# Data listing
::::
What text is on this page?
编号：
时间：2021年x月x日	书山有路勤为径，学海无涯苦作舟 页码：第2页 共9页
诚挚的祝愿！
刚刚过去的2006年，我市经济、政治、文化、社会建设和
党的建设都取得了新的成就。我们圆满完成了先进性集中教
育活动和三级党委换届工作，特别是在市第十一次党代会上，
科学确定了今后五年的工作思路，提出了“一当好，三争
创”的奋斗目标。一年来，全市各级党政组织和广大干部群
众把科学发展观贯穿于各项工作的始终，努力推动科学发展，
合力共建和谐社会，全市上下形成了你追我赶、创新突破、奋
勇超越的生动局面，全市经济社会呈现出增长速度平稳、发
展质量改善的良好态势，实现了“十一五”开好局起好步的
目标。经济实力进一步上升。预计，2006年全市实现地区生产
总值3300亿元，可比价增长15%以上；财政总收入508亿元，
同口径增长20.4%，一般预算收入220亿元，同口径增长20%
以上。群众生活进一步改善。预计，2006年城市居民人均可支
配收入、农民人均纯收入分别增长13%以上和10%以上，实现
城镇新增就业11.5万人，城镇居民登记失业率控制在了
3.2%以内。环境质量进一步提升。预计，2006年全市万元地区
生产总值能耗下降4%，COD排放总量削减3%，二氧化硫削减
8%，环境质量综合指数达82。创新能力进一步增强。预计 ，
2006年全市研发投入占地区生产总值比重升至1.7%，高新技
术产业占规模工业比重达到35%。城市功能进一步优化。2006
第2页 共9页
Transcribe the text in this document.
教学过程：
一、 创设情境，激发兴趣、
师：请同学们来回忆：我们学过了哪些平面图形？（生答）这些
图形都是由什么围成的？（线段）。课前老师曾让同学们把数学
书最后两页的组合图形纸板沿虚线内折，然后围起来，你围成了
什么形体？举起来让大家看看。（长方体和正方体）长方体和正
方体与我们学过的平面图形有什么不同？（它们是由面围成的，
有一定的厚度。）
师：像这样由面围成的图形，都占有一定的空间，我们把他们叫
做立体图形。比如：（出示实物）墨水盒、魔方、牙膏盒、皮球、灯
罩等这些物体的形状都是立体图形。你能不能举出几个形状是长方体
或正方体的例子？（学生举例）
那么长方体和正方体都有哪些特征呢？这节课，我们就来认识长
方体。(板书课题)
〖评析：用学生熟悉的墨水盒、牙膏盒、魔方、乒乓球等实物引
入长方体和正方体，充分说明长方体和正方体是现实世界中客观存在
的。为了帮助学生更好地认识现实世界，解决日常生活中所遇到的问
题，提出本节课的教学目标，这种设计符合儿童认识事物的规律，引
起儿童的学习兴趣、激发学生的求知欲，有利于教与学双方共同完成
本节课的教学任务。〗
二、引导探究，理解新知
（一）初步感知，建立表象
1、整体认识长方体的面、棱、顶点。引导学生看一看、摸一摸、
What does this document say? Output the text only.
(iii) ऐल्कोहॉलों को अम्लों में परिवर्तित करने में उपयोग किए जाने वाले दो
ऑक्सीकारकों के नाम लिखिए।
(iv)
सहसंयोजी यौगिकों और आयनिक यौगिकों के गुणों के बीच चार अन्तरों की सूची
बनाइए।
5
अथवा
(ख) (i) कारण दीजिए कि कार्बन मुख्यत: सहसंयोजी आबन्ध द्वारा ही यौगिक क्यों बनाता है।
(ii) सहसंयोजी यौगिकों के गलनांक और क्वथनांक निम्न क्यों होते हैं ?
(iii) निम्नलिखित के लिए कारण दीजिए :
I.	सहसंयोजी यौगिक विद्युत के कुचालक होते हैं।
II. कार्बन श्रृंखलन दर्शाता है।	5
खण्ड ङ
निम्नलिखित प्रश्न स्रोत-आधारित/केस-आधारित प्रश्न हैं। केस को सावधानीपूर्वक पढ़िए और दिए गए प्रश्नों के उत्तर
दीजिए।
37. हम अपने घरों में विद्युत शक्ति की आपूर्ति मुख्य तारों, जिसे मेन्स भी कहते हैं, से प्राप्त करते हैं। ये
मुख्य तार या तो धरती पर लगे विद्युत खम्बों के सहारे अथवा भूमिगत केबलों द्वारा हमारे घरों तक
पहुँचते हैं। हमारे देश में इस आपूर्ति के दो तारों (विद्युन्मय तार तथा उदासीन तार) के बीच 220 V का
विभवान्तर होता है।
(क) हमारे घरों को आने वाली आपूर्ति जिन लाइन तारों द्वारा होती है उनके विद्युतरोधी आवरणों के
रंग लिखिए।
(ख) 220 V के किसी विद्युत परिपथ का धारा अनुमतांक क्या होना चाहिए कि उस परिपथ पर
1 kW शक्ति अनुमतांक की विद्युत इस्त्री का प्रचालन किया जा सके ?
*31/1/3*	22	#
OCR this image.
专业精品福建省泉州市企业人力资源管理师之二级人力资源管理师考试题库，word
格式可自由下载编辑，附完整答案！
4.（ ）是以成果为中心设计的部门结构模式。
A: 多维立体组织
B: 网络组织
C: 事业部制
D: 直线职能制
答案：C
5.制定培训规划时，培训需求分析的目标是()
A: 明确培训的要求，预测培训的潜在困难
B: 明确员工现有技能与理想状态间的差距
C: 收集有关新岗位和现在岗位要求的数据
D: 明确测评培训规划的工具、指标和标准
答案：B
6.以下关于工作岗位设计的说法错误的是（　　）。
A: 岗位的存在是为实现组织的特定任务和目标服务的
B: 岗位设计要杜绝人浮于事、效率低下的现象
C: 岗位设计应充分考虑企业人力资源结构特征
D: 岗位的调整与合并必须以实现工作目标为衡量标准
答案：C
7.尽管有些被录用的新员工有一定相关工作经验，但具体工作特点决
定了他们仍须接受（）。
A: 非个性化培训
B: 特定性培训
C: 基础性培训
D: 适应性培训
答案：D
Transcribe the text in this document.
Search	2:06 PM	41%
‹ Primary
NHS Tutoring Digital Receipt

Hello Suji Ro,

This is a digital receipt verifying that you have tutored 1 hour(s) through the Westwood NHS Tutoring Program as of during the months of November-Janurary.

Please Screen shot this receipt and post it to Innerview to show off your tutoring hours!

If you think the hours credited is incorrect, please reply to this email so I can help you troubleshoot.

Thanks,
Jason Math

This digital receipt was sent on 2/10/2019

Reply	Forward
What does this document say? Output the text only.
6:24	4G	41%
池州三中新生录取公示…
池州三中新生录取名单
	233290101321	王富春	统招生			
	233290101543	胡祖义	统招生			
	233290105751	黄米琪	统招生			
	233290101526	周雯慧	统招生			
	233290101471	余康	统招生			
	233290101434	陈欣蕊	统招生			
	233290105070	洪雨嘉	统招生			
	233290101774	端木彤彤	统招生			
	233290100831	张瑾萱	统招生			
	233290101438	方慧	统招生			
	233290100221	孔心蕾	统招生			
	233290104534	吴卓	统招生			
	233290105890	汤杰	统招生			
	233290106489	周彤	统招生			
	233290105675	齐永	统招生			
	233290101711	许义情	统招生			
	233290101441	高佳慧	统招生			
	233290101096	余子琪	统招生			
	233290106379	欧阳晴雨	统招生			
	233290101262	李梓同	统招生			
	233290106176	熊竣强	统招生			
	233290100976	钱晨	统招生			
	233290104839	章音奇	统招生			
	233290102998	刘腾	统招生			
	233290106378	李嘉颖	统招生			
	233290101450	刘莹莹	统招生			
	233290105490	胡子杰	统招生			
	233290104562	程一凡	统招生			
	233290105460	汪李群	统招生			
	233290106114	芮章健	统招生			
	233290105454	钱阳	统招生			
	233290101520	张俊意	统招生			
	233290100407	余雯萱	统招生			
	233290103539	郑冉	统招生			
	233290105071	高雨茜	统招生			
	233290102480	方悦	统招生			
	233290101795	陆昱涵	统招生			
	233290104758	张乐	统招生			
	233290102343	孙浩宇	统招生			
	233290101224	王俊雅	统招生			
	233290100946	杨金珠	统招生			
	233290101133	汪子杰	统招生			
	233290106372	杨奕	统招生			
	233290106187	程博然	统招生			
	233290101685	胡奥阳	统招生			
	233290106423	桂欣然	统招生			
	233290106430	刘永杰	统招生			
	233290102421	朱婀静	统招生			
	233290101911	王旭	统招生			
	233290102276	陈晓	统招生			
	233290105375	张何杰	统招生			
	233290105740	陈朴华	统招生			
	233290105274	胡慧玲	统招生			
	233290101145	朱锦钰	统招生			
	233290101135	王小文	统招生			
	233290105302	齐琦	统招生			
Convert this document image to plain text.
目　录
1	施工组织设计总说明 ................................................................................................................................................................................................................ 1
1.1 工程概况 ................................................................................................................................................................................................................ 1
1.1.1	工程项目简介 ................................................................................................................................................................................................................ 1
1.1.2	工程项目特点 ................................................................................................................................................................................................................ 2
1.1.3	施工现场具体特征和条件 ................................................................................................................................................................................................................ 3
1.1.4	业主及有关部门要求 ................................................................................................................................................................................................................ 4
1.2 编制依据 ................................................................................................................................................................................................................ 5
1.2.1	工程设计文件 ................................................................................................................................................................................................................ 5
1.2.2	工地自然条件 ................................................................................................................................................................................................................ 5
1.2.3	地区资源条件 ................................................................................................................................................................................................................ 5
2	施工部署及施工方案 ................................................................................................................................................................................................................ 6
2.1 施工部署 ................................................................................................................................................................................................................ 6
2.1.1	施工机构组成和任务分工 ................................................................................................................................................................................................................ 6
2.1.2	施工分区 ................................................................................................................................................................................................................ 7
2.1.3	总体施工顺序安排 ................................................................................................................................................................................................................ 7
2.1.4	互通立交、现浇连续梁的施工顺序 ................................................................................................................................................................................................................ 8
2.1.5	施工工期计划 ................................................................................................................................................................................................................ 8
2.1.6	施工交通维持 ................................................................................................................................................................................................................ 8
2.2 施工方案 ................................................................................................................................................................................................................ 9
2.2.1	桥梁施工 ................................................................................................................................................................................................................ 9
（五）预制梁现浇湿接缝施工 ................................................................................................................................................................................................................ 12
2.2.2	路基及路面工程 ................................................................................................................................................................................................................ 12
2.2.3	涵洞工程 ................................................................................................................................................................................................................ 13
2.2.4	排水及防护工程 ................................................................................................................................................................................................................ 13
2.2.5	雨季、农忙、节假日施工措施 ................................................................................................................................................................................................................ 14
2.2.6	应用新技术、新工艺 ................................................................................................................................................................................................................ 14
::::
# Given exercise
Search the lines above for the string "hours" and copy each line that has it.

# Written answer
Please Screen shot this receipt and post it to Innerview to show off your tutoring hours!
If you think the hours credited is incorrect, please reply to this email so I can help you troubleshoot.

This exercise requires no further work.